> [TASK INSTRUCTIONS]
Extract all lines in the data that contain the word "Recoveries".
====================
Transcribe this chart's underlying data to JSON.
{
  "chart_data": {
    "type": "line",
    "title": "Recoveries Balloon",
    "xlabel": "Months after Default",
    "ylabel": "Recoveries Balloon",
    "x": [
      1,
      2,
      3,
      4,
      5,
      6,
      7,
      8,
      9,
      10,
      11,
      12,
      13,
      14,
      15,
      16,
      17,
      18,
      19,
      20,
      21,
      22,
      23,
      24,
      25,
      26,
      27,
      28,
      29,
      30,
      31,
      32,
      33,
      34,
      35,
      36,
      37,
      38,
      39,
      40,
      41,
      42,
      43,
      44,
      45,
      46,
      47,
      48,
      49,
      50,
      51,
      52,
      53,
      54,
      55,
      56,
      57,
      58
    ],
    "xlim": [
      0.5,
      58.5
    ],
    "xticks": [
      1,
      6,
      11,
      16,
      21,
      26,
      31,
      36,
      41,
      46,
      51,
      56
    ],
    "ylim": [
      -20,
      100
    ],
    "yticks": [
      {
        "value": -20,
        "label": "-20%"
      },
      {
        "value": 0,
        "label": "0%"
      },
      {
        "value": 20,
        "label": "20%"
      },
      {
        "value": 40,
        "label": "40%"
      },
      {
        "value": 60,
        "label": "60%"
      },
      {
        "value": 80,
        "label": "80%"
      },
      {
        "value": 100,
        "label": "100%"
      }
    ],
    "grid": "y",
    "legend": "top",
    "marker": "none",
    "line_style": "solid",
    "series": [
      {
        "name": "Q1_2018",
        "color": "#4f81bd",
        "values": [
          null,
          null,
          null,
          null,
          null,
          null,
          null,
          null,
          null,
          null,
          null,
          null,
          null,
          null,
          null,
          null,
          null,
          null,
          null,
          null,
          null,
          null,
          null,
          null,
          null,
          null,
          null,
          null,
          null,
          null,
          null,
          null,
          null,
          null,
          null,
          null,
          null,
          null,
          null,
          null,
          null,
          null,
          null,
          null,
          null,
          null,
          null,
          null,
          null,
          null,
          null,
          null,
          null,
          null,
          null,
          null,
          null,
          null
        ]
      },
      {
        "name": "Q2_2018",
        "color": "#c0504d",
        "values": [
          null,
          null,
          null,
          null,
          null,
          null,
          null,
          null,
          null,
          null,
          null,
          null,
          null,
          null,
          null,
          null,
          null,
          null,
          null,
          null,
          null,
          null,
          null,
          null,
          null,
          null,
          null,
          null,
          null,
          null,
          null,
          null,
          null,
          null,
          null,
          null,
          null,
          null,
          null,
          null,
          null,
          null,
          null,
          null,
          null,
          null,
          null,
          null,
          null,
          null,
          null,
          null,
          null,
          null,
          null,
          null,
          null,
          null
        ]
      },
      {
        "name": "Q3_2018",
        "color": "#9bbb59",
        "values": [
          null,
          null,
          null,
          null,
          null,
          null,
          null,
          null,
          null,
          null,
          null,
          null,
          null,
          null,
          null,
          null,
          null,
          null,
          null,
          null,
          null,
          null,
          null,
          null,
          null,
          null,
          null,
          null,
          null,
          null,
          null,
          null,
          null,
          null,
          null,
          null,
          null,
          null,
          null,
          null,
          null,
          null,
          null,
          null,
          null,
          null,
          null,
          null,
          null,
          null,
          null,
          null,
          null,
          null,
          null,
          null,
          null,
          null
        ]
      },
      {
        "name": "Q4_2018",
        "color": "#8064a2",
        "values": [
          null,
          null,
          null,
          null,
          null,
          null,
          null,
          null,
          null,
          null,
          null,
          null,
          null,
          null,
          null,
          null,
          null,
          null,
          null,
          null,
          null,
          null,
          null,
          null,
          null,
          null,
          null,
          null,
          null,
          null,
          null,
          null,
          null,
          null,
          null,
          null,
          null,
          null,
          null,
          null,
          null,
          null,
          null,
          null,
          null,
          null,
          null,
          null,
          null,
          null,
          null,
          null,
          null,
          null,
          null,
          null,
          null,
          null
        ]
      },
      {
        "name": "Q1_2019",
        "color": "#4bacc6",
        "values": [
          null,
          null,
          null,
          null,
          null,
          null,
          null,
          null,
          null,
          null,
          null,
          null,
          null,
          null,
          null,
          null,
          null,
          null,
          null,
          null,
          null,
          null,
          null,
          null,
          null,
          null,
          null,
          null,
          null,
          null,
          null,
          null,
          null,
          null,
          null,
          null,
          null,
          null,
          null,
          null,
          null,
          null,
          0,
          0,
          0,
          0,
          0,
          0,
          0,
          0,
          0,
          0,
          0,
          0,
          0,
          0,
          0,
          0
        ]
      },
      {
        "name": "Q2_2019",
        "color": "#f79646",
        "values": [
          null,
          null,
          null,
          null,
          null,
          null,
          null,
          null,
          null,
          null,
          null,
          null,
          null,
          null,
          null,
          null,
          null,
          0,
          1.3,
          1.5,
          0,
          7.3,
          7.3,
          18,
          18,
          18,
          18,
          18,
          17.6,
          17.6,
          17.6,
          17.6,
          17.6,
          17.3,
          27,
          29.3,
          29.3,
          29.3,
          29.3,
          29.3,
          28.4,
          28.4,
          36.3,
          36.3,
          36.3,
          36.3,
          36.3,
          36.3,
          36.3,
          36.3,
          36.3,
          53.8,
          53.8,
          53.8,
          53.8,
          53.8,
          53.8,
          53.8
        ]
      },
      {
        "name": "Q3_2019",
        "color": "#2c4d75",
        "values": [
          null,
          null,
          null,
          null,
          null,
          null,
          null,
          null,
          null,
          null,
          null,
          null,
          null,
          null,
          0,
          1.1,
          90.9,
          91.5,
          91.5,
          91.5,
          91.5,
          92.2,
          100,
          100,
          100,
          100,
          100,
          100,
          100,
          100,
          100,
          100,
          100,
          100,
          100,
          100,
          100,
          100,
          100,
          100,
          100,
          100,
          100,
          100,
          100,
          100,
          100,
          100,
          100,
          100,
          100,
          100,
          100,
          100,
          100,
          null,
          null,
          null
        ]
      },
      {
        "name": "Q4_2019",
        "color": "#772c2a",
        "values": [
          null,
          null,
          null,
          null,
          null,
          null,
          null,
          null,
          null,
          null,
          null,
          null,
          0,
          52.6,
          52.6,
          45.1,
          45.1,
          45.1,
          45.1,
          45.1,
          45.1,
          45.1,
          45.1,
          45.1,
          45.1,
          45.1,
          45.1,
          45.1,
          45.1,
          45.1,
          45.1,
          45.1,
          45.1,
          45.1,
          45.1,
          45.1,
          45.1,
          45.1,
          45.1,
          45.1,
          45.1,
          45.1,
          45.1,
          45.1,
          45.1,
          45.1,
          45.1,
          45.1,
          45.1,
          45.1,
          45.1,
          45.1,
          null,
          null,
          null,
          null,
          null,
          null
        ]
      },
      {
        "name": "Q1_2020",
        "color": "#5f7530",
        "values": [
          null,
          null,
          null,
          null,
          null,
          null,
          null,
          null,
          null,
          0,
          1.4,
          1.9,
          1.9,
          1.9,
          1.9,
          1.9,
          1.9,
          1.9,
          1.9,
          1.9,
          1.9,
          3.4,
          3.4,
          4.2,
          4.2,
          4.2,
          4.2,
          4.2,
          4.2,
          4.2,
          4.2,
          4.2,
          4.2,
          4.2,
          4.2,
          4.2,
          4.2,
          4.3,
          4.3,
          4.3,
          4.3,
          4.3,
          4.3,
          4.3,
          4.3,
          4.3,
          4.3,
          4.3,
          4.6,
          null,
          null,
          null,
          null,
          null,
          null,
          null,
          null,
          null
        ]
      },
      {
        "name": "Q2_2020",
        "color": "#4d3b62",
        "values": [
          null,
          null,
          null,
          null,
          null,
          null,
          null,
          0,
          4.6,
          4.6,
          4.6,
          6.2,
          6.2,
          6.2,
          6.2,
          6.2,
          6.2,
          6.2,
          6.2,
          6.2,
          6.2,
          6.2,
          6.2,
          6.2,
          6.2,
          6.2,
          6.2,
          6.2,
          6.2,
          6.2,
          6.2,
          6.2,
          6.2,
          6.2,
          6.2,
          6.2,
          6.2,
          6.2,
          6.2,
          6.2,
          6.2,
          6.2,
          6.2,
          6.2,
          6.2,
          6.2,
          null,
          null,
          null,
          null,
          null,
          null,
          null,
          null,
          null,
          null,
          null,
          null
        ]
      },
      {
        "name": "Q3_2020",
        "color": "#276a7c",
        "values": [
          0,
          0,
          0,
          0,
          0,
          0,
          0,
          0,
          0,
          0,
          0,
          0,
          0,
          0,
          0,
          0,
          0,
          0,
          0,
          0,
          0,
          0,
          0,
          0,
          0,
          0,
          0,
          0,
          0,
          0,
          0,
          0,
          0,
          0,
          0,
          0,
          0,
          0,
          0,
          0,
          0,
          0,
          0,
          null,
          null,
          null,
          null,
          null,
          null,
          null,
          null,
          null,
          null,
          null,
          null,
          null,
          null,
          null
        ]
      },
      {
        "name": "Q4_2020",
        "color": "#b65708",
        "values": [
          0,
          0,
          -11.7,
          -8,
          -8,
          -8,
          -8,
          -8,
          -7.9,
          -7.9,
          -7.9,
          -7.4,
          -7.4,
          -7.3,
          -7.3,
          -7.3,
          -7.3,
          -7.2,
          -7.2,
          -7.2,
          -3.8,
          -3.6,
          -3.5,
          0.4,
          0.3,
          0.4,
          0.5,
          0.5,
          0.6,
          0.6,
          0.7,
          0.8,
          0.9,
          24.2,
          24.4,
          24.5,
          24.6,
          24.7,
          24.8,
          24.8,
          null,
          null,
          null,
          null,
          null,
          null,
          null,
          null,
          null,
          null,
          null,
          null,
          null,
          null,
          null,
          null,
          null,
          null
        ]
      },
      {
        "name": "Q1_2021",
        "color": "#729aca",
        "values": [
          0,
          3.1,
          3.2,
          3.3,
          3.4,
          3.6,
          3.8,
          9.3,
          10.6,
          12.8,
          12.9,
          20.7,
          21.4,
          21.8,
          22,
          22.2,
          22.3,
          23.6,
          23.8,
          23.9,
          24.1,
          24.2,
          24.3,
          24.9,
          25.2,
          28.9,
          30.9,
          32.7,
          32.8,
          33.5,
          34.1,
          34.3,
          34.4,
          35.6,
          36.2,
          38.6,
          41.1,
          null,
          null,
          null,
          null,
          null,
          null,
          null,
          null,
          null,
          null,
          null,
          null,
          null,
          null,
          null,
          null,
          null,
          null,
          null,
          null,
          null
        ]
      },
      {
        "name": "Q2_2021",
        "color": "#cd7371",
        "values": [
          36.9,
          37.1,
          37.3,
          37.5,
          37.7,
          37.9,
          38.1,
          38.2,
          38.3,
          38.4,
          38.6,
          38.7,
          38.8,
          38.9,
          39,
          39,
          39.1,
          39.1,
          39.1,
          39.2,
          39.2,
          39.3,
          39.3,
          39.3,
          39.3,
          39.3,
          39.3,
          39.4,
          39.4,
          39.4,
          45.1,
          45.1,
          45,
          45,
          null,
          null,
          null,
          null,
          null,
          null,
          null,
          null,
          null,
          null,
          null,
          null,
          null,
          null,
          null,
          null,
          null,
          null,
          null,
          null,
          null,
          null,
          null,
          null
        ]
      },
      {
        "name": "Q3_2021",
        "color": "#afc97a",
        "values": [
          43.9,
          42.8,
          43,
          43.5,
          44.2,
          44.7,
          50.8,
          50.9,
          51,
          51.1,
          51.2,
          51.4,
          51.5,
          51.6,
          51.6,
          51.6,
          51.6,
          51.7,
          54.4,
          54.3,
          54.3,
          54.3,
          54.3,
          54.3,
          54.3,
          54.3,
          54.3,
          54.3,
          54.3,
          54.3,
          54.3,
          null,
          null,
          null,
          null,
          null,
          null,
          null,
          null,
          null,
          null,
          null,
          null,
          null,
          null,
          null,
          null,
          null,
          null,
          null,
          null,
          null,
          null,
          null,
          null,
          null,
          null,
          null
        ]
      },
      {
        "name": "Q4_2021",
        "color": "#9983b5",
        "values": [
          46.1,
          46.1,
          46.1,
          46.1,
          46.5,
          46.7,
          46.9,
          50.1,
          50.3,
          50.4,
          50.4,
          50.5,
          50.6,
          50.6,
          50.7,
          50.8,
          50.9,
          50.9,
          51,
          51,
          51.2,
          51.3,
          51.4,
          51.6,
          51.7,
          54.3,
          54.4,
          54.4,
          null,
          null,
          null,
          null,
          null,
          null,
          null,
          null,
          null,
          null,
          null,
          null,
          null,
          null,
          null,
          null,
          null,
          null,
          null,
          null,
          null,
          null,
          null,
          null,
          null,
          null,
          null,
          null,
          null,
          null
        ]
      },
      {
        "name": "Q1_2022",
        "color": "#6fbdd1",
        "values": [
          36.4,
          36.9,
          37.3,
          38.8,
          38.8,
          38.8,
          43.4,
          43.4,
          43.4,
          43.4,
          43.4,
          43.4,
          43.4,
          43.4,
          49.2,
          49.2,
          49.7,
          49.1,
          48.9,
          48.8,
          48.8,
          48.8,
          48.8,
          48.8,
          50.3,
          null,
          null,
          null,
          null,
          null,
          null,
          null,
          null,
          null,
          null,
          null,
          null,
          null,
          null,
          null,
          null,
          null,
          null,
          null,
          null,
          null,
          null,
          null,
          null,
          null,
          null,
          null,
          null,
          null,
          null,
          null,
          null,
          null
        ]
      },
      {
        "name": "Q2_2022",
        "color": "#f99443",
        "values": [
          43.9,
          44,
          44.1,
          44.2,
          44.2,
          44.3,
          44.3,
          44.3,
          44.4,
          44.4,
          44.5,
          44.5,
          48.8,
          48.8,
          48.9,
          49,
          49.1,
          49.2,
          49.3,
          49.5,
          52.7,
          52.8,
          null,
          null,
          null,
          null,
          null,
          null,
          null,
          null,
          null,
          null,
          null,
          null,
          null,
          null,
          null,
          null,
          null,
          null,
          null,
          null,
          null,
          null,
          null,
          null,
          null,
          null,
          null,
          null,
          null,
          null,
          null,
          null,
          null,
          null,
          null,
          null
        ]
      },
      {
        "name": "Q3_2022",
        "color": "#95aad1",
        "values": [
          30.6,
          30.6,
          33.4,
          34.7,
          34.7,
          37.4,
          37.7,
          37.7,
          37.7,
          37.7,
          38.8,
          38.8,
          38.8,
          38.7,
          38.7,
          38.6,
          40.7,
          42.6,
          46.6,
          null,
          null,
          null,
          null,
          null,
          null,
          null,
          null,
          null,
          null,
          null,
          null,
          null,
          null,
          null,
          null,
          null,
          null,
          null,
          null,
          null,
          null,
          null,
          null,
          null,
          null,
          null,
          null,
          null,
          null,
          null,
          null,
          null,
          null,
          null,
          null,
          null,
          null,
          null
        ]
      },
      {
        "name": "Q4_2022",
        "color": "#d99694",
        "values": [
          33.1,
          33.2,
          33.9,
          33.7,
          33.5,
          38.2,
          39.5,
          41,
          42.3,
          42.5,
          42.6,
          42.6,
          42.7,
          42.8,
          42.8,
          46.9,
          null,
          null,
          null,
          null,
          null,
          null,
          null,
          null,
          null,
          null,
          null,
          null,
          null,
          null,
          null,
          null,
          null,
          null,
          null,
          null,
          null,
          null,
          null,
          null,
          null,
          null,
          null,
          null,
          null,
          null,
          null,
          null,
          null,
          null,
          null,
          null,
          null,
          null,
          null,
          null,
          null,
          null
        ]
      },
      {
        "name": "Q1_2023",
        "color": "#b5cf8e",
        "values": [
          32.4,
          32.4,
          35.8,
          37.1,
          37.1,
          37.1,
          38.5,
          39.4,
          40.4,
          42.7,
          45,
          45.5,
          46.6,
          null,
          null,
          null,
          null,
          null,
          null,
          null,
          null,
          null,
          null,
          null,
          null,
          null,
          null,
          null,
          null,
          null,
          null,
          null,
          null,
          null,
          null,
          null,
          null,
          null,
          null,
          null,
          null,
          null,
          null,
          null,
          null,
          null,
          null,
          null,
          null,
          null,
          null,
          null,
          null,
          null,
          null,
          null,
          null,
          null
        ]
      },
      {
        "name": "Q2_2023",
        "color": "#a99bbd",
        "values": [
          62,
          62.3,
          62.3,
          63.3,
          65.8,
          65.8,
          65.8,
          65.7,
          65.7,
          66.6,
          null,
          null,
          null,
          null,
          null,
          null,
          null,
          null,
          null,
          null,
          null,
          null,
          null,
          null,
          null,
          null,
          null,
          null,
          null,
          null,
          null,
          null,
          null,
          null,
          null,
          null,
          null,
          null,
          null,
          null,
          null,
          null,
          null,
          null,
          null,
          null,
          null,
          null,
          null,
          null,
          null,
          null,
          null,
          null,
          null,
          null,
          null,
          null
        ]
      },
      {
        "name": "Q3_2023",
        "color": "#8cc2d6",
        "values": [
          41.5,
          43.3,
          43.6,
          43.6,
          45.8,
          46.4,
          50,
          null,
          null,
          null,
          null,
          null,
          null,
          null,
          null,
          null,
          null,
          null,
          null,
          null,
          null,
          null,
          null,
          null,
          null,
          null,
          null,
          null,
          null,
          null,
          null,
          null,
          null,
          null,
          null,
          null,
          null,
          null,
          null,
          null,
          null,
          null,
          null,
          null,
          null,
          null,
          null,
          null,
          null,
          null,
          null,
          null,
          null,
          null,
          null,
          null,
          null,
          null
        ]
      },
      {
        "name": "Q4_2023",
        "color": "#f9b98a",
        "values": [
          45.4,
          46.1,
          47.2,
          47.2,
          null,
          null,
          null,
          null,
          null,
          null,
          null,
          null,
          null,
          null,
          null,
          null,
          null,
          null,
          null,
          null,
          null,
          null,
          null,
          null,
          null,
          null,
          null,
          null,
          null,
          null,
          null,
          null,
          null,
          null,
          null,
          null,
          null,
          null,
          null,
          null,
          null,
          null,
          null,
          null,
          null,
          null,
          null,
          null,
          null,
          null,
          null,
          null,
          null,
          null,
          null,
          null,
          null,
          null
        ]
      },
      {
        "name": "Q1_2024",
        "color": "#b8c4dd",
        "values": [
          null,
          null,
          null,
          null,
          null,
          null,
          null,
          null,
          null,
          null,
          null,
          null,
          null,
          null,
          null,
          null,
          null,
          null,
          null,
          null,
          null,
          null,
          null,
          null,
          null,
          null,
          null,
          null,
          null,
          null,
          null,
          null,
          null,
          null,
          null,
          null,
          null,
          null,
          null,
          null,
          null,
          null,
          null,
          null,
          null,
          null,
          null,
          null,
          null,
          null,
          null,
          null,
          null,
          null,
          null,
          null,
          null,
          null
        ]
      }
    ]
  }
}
====================
> [RESULT OF THIS EXERCISE]
    "title": "Recoveries Balloon",
    "ylabel": "Recoveries Balloon",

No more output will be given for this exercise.